-- begin Material for this task --

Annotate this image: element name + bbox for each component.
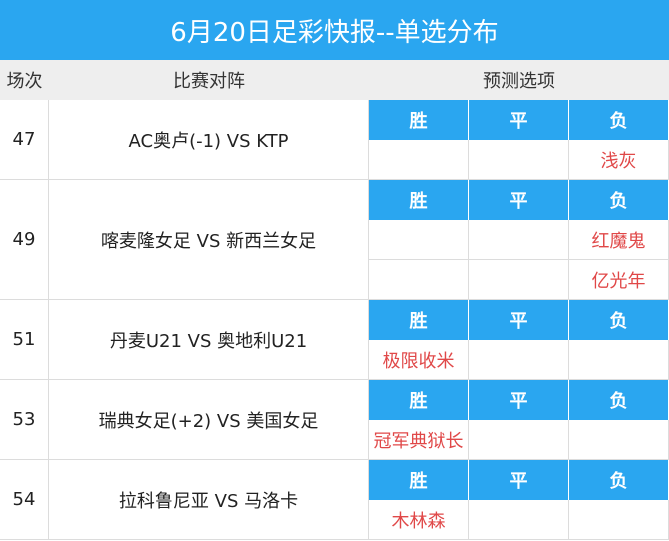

-- end Material for this task --
-- begin Material for this task --

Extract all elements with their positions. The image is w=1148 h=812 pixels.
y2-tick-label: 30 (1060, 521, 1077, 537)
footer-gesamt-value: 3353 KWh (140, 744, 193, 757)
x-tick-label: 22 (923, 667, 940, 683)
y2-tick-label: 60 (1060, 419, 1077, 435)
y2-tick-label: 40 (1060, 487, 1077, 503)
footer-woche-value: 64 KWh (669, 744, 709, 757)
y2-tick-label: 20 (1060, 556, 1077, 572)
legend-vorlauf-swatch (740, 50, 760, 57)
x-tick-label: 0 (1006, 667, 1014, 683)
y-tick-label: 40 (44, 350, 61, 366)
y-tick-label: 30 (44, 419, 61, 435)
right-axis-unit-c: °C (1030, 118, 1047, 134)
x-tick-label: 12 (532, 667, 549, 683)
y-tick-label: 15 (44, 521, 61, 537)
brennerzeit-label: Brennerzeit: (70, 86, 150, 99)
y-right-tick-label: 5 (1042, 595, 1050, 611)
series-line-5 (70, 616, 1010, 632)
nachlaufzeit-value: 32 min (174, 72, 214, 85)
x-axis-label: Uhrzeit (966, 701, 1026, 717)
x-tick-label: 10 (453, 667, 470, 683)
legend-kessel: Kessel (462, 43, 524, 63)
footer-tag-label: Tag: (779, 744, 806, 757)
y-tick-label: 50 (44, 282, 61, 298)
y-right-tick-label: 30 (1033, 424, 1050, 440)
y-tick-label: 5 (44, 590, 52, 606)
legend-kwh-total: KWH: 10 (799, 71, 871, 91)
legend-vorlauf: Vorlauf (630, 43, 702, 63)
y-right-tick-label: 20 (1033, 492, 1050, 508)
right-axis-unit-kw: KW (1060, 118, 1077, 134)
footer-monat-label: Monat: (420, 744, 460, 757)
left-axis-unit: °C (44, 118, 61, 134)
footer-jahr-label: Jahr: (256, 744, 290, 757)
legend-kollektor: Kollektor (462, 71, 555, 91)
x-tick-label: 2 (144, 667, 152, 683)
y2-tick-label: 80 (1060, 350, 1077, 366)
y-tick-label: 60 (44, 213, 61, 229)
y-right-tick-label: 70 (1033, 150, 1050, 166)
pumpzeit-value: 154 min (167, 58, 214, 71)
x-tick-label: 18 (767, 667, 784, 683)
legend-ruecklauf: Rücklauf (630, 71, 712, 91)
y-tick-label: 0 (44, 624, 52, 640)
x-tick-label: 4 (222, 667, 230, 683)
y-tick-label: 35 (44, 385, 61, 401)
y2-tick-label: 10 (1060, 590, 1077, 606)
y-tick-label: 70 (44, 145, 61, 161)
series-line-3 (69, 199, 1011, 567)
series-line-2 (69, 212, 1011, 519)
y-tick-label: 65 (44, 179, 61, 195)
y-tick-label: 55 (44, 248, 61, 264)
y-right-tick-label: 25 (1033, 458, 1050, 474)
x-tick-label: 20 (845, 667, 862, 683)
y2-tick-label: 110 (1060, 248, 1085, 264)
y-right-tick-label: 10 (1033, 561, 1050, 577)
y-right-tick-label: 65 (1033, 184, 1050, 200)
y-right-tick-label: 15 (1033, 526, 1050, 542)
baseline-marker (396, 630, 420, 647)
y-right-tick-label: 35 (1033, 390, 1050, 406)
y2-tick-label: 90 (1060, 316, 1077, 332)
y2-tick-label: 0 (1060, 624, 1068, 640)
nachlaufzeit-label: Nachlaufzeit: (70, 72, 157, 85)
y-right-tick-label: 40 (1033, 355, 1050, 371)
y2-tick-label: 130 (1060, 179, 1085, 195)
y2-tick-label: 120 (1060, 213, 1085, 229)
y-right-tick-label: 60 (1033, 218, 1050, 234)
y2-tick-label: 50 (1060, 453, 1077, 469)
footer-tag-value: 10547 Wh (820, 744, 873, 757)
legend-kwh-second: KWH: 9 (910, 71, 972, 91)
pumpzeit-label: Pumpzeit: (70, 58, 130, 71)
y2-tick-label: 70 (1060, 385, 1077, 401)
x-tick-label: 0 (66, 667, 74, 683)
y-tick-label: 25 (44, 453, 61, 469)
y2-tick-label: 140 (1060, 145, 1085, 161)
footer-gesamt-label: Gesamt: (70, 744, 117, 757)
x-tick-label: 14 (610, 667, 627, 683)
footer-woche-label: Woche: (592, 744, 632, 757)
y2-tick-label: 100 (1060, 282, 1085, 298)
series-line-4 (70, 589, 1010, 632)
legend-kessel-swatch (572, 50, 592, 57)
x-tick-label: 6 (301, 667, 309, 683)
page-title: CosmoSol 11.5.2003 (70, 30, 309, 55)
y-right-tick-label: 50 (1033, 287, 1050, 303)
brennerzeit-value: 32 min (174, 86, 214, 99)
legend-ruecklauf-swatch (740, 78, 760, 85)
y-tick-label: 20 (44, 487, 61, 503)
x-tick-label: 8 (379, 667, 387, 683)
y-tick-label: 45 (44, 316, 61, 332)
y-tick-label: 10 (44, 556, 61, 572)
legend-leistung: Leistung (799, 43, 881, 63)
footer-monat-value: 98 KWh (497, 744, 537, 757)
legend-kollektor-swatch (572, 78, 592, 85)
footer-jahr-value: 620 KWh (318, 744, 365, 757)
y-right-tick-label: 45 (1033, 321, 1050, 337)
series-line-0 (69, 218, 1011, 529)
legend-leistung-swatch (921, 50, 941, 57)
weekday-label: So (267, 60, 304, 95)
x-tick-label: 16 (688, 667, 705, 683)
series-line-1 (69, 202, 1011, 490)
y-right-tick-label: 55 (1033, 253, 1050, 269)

-- end Material for this task --

What is asked >>
Identify each line in the records above that contains the string "legend" and copy those lines. Treat uppercase and lowercase as different.

Correct result >>
legend-vorlauf-swatch (740, 50, 760, 57)
legend-kessel: Kessel (462, 43, 524, 63)
legend-kwh-total: KWH: 10 (799, 71, 871, 91)
legend-vorlauf: Vorlauf (630, 43, 702, 63)
legend-kollektor: Kollektor (462, 71, 555, 91)
legend-ruecklauf: Rücklauf (630, 71, 712, 91)
legend-kwh-second: KWH: 9 (910, 71, 972, 91)
legend-kessel-swatch (572, 50, 592, 57)
legend-ruecklauf-swatch (740, 78, 760, 85)
legend-leistung: Leistung (799, 43, 881, 63)
legend-kollektor-swatch (572, 78, 592, 85)
legend-leistung-swatch (921, 50, 941, 57)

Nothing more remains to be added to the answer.